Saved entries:
:::::

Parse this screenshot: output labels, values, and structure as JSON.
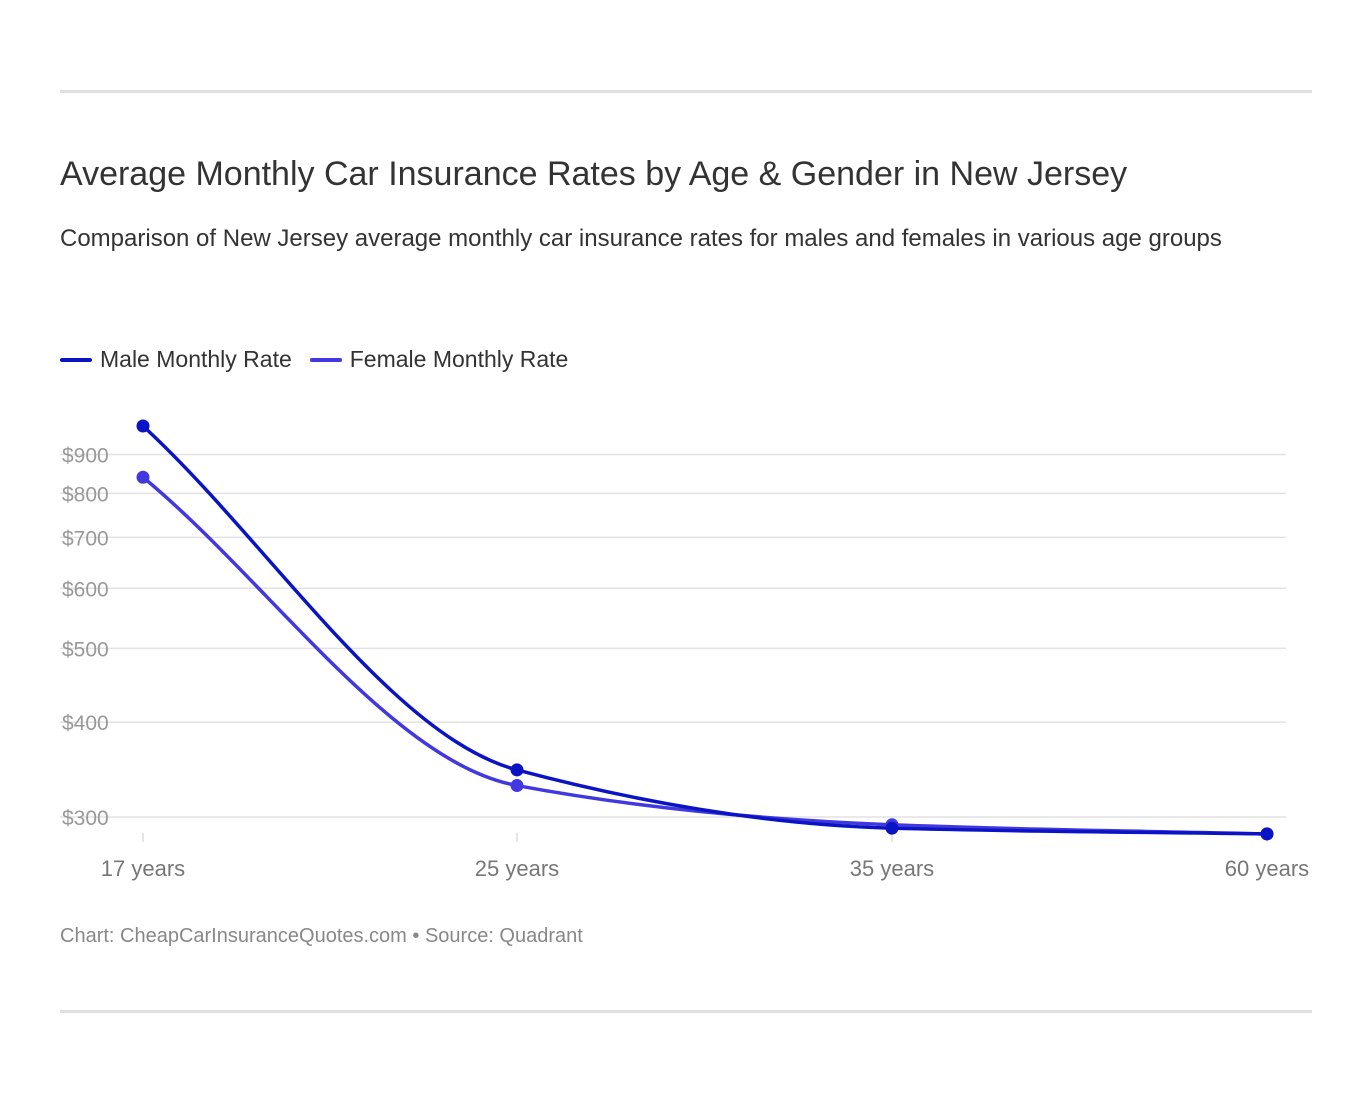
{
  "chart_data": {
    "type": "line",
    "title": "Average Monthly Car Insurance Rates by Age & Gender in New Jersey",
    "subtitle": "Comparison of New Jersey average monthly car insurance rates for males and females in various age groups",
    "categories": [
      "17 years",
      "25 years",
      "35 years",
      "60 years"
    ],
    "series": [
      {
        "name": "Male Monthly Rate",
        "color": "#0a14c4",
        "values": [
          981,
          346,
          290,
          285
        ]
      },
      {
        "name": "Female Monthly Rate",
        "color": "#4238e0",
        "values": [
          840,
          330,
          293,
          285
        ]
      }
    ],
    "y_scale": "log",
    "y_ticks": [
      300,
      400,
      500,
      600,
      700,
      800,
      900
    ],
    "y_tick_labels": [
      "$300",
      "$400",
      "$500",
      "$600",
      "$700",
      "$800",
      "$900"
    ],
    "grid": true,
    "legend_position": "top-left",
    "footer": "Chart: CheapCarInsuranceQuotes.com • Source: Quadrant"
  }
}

:::::

-- GOAL --
What comes back should match the records exactly, minus any pictures.

-- TASK ANSWER --
Parse this screenshot: output labels, values, and structure as JSON.
{
  "chart_data": {
    "type": "line",
    "title": "Average Monthly Car Insurance Rates by Age & Gender in New Jersey",
    "subtitle": "Comparison of New Jersey average monthly car insurance rates for males and females in various age groups",
    "categories": [
      "17 years",
      "25 years",
      "35 years",
      "60 years"
    ],
    "series": [
      {
        "name": "Male Monthly Rate",
        "color": "#0a14c4",
        "values": [
          981,
          346,
          290,
          285
        ]
      },
      {
        "name": "Female Monthly Rate",
        "color": "#4238e0",
        "values": [
          840,
          330,
          293,
          285
        ]
      }
    ],
    "y_scale": "log",
    "y_ticks": [
      300,
      400,
      500,
      600,
      700,
      800,
      900
    ],
    "y_tick_labels": [
      "$300",
      "$400",
      "$500",
      "$600",
      "$700",
      "$800",
      "$900"
    ],
    "grid": true,
    "legend_position": "top-left",
    "footer": "Chart: CheapCarInsuranceQuotes.com • Source: Quadrant"
  }
}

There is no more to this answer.